(Extracted data entries)
— Start —

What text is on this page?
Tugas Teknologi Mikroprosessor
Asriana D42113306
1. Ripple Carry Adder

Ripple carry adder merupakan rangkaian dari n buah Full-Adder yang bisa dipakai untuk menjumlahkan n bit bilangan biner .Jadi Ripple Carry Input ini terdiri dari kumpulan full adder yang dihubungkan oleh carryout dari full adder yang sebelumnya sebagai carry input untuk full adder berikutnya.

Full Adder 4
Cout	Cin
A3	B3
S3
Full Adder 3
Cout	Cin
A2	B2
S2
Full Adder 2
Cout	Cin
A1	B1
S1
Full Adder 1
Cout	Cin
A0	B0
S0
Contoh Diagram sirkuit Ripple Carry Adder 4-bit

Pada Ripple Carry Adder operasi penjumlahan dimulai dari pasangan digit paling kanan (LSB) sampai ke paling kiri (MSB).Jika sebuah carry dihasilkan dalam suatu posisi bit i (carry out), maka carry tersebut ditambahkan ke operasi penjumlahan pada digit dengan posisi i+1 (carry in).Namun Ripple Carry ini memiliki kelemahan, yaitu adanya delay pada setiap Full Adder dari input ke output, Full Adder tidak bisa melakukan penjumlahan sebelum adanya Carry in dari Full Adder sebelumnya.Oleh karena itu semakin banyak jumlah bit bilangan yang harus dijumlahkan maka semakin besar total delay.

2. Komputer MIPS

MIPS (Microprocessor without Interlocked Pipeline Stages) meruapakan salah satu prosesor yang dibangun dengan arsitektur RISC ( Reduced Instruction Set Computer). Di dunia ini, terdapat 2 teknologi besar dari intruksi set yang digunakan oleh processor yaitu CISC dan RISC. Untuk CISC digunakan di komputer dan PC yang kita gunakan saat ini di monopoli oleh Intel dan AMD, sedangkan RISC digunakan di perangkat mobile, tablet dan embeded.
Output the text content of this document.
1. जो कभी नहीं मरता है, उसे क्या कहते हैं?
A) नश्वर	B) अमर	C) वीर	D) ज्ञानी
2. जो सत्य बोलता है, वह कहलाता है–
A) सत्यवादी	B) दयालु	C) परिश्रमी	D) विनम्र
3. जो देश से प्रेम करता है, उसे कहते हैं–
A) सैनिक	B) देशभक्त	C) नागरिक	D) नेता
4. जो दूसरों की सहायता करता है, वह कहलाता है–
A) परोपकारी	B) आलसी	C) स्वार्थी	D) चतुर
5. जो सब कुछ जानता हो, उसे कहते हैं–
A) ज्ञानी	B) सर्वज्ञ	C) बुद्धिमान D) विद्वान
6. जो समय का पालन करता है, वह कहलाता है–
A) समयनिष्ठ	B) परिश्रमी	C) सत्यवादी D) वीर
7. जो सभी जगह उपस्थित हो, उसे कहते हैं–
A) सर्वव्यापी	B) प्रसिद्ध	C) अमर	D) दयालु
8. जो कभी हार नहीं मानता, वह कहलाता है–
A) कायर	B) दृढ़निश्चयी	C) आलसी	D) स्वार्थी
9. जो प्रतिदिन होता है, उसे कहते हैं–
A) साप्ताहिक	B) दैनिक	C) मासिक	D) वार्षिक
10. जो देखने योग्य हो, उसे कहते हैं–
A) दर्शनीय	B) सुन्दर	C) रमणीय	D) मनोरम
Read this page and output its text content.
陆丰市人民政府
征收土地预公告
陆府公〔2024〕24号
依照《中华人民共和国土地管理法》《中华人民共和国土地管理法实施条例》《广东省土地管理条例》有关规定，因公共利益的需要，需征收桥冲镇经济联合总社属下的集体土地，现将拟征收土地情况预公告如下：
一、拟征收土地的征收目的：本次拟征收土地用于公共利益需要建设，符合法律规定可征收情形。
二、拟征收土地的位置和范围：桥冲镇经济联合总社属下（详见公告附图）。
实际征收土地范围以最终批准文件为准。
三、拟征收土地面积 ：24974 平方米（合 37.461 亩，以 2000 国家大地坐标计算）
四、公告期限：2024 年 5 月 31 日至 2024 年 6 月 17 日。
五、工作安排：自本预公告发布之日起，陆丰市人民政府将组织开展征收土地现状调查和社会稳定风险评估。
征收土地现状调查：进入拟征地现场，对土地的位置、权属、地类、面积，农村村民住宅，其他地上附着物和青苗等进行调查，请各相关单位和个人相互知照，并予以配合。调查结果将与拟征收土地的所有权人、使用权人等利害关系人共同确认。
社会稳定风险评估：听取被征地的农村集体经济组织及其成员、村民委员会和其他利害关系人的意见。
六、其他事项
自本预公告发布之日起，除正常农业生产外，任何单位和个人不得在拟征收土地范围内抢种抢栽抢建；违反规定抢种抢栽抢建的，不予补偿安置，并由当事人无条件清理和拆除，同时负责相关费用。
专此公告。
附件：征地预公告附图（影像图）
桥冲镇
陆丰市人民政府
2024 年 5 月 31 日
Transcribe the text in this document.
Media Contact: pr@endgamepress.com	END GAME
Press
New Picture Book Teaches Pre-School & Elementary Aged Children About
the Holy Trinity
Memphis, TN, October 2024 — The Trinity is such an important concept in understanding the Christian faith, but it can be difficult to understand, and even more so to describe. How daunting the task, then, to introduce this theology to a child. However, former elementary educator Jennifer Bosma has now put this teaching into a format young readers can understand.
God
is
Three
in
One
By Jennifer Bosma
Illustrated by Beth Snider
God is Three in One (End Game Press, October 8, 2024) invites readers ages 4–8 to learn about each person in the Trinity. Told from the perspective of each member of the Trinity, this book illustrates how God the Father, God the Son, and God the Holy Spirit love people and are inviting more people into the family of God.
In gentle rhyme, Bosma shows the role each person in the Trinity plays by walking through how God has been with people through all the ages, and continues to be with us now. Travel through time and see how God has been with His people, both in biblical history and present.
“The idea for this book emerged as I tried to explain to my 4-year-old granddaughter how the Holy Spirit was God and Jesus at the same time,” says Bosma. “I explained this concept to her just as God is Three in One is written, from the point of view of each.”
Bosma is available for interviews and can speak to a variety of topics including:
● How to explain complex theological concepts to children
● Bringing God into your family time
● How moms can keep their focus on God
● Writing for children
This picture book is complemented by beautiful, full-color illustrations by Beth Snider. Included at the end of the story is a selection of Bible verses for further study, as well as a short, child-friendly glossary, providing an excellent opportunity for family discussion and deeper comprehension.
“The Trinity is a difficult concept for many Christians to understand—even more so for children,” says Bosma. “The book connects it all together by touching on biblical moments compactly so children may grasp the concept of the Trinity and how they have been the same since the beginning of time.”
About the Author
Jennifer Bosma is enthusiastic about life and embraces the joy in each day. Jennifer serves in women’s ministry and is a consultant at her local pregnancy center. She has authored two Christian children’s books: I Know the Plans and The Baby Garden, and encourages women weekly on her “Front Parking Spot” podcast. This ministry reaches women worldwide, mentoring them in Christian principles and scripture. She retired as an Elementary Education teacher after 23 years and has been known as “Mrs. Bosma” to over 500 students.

— End —

→ INSTRUCTIONS FOR THE TASK
From the listing above, copy all lines holding the word "自本预公告发布之日起".

→ RESPONSE TO THIS EXERCISE
五、工作安排：自本预公告发布之日起，陆丰市人民政府将组织开展征收土地现状调查和社会稳定风险评估。
自本预公告发布之日起，除正常农业生产外，任何单位和个人不得在拟征收土地范围内抢种抢栽抢建；违反规定抢种抢栽抢建的，不予补偿安置，并由当事人无条件清理和拆除，同时负责相关费用。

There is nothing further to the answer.